### [What you have to do]
Print the records again, character for character.

### [Data to use]
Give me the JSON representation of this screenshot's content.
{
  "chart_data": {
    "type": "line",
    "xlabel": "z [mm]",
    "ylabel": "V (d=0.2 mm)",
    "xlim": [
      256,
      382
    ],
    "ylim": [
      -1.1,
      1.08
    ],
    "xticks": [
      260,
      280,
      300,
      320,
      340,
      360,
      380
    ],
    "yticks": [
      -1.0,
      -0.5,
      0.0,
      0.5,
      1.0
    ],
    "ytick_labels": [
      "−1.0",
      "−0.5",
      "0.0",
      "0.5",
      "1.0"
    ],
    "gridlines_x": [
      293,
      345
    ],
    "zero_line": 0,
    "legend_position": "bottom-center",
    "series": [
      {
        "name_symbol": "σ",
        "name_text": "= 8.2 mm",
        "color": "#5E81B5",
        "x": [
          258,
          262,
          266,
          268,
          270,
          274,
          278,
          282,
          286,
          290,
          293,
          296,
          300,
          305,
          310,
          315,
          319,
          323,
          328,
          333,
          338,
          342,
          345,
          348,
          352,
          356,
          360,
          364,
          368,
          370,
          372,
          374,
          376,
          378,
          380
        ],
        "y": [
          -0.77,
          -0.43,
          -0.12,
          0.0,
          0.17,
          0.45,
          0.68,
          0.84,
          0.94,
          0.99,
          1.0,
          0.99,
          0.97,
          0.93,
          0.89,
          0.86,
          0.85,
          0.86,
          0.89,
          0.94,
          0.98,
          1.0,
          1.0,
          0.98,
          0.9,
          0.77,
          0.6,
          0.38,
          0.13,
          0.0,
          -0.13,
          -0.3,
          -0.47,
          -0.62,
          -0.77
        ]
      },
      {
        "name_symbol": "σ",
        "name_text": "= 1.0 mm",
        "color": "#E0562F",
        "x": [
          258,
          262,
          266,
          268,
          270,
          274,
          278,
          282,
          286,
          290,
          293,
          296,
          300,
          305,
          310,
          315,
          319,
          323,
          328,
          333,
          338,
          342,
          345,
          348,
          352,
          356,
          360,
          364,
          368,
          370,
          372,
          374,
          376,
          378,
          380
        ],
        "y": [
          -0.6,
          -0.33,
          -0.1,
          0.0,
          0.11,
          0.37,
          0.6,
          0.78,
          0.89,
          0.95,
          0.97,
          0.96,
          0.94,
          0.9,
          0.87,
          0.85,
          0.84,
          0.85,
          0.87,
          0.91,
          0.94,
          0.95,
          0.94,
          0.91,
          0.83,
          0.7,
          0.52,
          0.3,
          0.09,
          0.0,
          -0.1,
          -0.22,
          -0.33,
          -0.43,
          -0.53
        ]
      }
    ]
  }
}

### [Task solution]
Give me the JSON representation of this screenshot's content.
{
  "chart_data": {
    "type": "line",
    "xlabel": "z [mm]",
    "ylabel": "V (d=0.2 mm)",
    "xlim": [
      256,
      382
    ],
    "ylim": [
      -1.1,
      1.08
    ],
    "xticks": [
      260,
      280,
      300,
      320,
      340,
      360,
      380
    ],
    "yticks": [
      -1.0,
      -0.5,
      0.0,
      0.5,
      1.0
    ],
    "ytick_labels": [
      "−1.0",
      "−0.5",
      "0.0",
      "0.5",
      "1.0"
    ],
    "gridlines_x": [
      293,
      345
    ],
    "zero_line": 0,
    "legend_position": "bottom-center",
    "series": [
      {
        "name_symbol": "σ",
        "name_text": "= 8.2 mm",
        "color": "#5E81B5",
        "x": [
          258,
          262,
          266,
          268,
          270,
          274,
          278,
          282,
          286,
          290,
          293,
          296,
          300,
          305,
          310,
          315,
          319,
          323,
          328,
          333,
          338,
          342,
          345,
          348,
          352,
          356,
          360,
          364,
          368,
          370,
          372,
          374,
          376,
          378,
          380
        ],
        "y": [
          -0.77,
          -0.43,
          -0.12,
          0.0,
          0.17,
          0.45,
          0.68,
          0.84,
          0.94,
          0.99,
          1.0,
          0.99,
          0.97,
          0.93,
          0.89,
          0.86,
          0.85,
          0.86,
          0.89,
          0.94,
          0.98,
          1.0,
          1.0,
          0.98,
          0.9,
          0.77,
          0.6,
          0.38,
          0.13,
          0.0,
          -0.13,
          -0.3,
          -0.47,
          -0.62,
          -0.77
        ]
      },
      {
        "name_symbol": "σ",
        "name_text": "= 1.0 mm",
        "color": "#E0562F",
        "x": [
          258,
          262,
          266,
          268,
          270,
          274,
          278,
          282,
          286,
          290,
          293,
          296,
          300,
          305,
          310,
          315,
          319,
          323,
          328,
          333,
          338,
          342,
          345,
          348,
          352,
          356,
          360,
          364,
          368,
          370,
          372,
          374,
          376,
          378,
          380
        ],
        "y": [
          -0.6,
          -0.33,
          -0.1,
          0.0,
          0.11,
          0.37,
          0.6,
          0.78,
          0.89,
          0.95,
          0.97,
          0.96,
          0.94,
          0.9,
          0.87,
          0.85,
          0.84,
          0.85,
          0.87,
          0.91,
          0.94,
          0.95,
          0.94,
          0.91,
          0.83,
          0.7,
          0.52,
          0.3,
          0.09,
          0.0,
          -0.1,
          -0.22,
          -0.33,
          -0.43,
          -0.53
        ]
      }
    ]
  }
}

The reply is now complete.